_EXERCISE DESCRIPTION_:
Comb the records below for the string "Levels" and copy each line where it turns up.

_ENTRIES SUPPLIED_:
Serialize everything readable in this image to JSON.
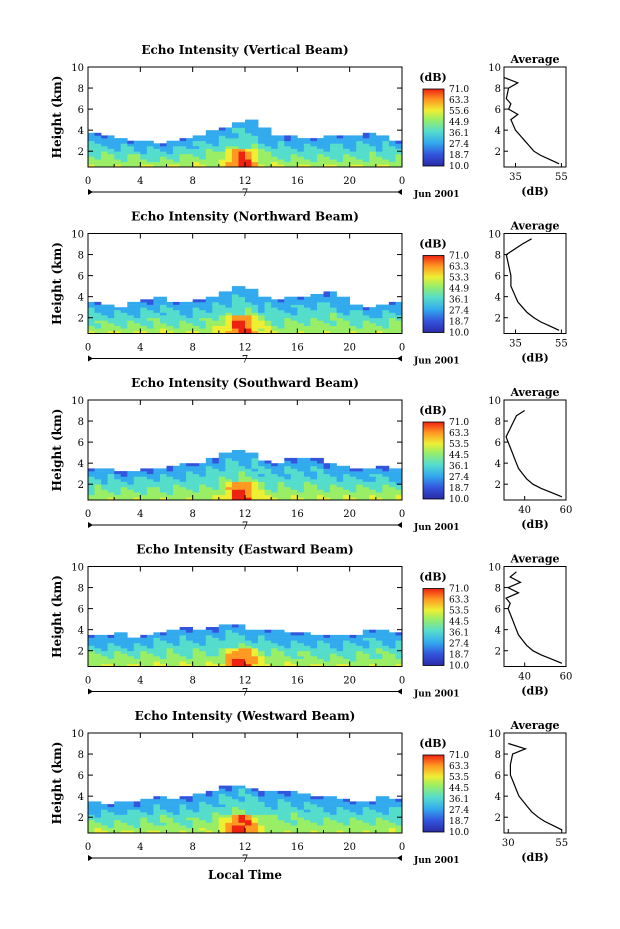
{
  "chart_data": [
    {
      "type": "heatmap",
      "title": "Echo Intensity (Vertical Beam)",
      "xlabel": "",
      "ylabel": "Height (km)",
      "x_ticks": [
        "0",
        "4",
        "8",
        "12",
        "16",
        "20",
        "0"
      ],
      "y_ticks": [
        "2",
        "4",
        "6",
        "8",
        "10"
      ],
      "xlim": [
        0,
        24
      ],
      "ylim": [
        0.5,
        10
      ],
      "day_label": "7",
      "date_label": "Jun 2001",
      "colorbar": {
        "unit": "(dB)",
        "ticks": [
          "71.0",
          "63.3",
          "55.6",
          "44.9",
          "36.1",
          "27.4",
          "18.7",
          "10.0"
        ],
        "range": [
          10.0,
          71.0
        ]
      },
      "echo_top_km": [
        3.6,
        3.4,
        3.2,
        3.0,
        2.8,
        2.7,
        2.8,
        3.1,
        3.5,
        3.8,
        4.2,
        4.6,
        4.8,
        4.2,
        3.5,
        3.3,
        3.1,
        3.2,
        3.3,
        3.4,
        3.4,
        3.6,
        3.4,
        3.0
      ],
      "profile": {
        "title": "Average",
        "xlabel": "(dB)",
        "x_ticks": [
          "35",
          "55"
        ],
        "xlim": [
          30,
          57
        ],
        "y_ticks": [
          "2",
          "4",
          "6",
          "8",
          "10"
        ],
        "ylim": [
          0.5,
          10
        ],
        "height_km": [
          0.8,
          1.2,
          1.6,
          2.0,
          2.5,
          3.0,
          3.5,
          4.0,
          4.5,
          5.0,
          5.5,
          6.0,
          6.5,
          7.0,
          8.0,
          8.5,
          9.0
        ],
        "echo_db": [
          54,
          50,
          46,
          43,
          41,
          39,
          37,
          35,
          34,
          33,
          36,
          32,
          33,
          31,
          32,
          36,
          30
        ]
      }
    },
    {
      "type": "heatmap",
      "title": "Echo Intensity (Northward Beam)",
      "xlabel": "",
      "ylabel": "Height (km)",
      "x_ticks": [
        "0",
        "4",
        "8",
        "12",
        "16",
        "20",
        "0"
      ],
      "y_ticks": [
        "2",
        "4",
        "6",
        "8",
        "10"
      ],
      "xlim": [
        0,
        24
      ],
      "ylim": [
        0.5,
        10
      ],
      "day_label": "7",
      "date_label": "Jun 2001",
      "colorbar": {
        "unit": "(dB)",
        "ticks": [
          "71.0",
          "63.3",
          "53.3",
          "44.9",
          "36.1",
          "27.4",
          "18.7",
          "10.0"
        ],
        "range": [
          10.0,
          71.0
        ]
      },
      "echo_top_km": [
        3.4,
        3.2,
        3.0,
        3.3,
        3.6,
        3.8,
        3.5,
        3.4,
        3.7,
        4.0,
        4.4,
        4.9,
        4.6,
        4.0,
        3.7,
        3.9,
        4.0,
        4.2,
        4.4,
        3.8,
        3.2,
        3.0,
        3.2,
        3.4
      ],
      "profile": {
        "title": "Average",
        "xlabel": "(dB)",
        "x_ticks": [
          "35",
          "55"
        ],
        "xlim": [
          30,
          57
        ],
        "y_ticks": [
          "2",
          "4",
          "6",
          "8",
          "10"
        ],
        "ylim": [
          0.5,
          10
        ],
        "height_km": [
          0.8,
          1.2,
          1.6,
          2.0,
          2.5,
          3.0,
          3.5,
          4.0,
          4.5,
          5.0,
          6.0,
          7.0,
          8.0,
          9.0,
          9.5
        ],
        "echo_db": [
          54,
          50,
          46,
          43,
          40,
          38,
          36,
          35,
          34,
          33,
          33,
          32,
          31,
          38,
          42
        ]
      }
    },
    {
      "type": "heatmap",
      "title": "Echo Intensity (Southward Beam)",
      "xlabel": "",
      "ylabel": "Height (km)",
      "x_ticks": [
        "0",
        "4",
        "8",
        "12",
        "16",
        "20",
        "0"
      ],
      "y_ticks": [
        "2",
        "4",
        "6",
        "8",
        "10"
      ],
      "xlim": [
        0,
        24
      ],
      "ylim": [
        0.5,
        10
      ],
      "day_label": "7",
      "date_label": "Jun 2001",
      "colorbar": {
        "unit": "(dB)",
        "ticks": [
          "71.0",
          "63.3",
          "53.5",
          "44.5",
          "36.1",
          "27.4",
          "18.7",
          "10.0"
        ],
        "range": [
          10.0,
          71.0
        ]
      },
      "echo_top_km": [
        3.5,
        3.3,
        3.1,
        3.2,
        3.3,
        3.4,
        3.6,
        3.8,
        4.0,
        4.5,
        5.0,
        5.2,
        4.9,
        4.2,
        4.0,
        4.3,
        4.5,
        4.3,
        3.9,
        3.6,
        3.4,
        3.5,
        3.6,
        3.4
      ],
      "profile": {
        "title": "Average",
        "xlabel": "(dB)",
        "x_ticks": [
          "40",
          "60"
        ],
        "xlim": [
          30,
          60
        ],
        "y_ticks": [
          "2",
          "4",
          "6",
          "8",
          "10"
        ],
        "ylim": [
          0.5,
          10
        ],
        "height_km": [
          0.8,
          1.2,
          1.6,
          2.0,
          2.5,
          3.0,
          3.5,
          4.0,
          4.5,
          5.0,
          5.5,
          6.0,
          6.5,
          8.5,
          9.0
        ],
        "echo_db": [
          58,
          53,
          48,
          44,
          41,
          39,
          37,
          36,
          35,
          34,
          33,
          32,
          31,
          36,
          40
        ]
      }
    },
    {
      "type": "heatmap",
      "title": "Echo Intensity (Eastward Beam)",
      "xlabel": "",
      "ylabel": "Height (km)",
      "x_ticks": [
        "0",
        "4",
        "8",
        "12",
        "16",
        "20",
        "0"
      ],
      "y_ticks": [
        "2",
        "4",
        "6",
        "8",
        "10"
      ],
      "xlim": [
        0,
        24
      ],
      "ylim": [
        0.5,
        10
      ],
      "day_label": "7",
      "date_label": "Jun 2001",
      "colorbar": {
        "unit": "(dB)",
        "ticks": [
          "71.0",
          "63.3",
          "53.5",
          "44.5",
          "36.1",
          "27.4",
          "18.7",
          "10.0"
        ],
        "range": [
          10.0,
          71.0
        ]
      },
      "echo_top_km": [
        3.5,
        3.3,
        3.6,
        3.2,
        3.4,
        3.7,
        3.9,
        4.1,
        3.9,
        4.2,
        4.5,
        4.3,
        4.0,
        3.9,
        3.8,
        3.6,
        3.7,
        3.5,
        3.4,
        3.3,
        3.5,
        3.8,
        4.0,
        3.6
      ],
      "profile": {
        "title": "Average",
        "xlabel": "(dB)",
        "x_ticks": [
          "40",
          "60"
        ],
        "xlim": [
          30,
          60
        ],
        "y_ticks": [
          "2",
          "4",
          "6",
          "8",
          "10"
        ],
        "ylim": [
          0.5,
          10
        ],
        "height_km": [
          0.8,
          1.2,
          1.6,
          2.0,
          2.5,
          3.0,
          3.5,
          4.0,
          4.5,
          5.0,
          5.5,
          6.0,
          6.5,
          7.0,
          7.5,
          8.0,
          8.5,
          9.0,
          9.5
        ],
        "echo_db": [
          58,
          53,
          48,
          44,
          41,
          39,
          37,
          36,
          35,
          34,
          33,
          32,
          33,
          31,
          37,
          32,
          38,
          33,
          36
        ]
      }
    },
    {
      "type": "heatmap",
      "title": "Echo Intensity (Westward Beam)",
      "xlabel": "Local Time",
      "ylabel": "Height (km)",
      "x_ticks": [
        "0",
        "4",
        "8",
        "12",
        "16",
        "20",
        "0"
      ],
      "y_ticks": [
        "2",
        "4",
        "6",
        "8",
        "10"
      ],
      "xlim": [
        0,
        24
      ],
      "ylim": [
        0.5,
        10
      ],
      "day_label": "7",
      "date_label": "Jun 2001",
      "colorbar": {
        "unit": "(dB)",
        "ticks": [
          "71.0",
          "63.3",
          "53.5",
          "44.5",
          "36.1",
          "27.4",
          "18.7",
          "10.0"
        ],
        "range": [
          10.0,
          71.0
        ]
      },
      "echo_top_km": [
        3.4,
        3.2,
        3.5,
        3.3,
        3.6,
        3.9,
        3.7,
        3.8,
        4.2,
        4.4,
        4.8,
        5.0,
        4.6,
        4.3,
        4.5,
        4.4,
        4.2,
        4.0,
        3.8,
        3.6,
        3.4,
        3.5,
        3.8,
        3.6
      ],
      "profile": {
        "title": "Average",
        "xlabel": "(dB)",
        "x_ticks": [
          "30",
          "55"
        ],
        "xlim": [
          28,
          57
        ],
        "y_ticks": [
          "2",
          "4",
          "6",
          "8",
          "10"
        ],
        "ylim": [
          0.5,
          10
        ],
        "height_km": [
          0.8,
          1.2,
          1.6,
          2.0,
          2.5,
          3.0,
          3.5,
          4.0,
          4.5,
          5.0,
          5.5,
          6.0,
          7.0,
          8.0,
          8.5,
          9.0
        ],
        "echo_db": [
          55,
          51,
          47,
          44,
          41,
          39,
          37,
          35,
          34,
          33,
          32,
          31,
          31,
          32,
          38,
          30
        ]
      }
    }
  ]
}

* * *

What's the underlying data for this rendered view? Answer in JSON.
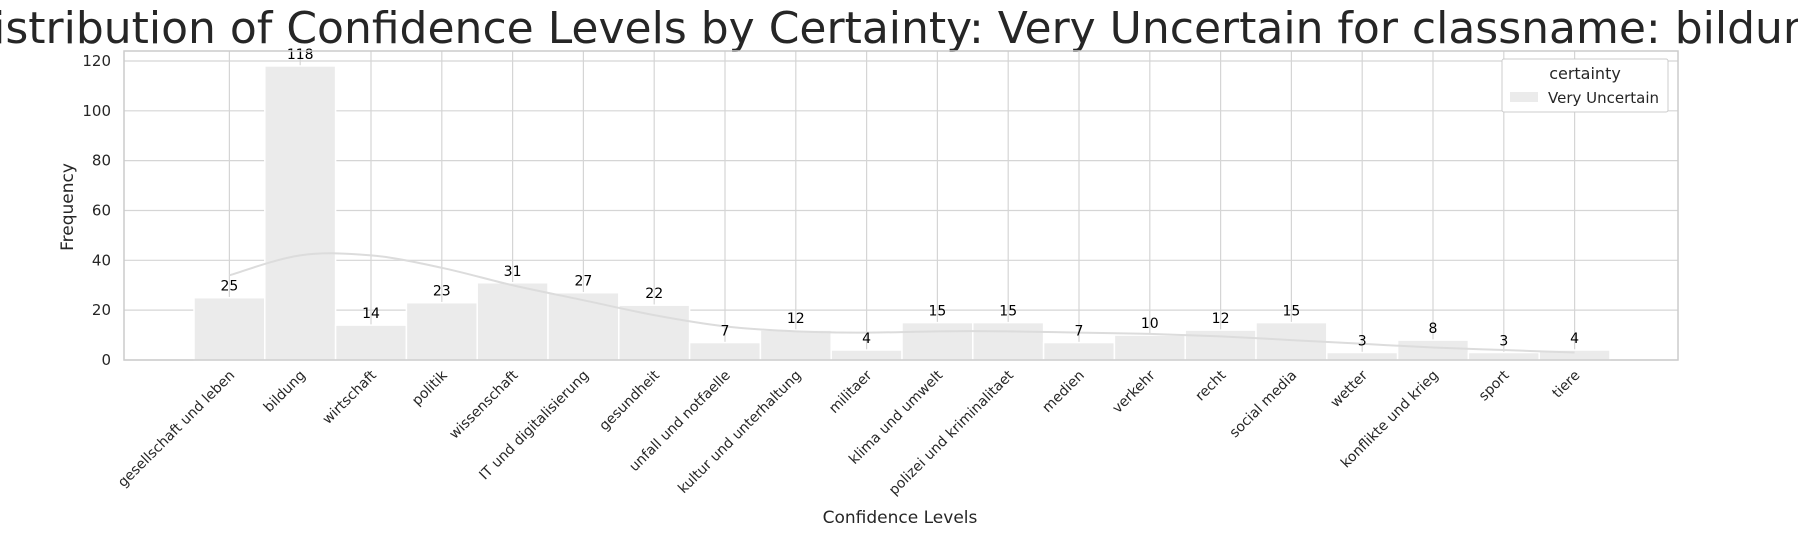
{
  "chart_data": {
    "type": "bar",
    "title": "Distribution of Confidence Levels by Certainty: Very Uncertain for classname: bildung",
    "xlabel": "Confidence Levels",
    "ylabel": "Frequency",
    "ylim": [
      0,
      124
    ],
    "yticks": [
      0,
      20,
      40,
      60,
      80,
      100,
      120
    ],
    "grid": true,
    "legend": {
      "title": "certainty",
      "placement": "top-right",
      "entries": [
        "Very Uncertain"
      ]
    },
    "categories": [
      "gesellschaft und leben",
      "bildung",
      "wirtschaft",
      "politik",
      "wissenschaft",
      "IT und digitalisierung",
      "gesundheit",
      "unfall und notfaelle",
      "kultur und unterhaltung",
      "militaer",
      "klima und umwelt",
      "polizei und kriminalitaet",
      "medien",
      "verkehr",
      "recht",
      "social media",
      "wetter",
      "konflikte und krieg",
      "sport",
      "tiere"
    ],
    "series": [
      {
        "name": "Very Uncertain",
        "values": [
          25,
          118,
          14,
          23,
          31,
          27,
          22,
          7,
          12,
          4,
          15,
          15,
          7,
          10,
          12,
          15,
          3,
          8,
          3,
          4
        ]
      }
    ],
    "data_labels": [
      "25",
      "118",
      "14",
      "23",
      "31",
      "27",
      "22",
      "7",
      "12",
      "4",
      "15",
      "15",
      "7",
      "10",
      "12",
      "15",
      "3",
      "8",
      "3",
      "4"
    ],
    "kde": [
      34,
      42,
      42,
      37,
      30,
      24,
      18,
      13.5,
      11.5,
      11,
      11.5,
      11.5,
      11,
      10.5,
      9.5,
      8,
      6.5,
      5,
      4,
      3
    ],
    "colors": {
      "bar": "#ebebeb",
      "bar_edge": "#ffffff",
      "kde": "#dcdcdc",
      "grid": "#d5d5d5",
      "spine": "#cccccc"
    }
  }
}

_COMPLETED EXERCISE_:
    "title": "Distribution of Confidence Levels by Certainty: Very Uncertain for classname: bildung",
    "xlabel": "Confidence Levels",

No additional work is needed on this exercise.